[Stored data entries]
::::
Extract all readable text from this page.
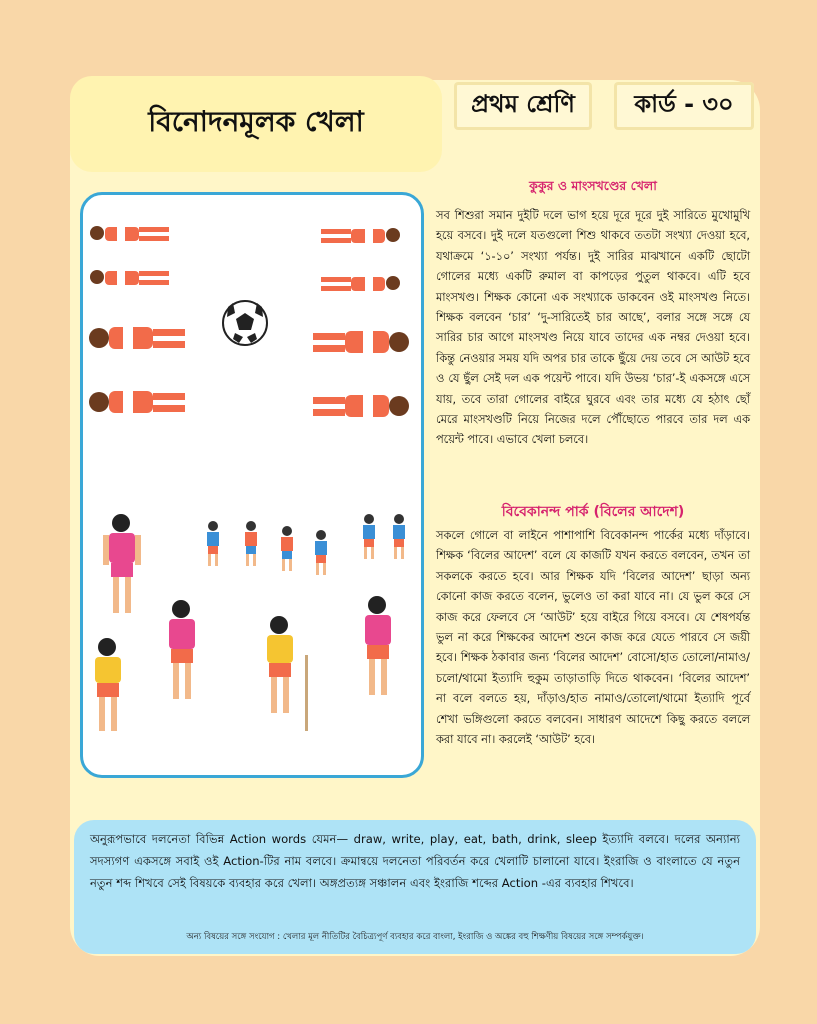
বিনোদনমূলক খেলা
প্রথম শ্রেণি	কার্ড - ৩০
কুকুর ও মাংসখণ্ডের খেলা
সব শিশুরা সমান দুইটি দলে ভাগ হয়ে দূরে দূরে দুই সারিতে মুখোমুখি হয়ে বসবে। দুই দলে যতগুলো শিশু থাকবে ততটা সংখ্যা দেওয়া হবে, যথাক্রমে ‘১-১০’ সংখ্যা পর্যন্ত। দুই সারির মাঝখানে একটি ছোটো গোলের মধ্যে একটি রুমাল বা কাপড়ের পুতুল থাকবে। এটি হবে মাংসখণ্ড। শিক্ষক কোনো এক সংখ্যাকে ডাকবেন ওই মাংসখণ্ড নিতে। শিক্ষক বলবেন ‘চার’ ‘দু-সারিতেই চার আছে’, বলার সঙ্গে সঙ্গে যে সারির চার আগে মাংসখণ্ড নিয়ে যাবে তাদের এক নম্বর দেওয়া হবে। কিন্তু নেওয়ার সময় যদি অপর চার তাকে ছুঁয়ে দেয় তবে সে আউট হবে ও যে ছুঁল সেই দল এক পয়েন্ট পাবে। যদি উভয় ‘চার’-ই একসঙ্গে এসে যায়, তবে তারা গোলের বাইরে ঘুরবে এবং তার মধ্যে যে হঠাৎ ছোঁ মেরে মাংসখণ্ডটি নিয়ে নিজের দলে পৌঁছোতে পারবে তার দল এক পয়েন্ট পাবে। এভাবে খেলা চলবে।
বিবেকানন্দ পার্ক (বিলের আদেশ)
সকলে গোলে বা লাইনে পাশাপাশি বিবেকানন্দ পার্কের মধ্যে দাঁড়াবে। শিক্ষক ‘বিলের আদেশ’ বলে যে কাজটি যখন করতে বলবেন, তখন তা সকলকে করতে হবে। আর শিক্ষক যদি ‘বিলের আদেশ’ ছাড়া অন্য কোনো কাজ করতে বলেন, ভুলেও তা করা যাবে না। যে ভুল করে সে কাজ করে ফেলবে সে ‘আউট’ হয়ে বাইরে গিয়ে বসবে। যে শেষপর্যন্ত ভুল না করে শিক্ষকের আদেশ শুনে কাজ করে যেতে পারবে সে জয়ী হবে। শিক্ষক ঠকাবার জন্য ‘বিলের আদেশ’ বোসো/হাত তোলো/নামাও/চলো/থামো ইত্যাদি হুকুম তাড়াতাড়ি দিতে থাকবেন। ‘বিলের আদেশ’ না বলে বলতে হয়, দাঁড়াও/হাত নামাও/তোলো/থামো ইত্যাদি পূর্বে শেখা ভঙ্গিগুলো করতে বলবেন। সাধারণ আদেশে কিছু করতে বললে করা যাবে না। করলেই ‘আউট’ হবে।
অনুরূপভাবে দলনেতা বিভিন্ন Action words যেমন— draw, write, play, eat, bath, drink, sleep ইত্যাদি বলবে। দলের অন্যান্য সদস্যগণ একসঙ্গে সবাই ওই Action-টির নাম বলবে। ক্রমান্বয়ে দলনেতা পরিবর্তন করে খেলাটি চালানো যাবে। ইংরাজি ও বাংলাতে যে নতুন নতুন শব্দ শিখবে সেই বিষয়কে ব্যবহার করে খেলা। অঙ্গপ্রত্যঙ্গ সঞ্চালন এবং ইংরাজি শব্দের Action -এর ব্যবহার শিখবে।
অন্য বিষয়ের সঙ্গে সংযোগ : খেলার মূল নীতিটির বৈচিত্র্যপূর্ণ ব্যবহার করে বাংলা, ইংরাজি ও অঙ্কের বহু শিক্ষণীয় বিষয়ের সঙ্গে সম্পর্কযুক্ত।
::::
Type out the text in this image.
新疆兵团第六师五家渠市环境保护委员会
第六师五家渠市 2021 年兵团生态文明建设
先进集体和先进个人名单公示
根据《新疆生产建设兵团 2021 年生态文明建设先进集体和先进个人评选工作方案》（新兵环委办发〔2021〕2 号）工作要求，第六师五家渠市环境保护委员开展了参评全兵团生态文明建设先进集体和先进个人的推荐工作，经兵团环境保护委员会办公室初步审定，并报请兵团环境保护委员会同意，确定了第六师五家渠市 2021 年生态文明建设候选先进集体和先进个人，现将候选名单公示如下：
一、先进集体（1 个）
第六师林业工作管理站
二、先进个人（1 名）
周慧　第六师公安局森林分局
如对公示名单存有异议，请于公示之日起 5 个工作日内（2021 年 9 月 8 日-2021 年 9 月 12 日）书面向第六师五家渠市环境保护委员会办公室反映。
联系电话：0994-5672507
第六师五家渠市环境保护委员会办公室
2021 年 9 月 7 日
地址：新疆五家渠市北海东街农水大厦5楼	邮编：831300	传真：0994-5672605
::::
* Task details:
Copy out every line in the entries above that holds "text".

* Exercise solution:
Extract all readable text from this page.
Type out the text in this image.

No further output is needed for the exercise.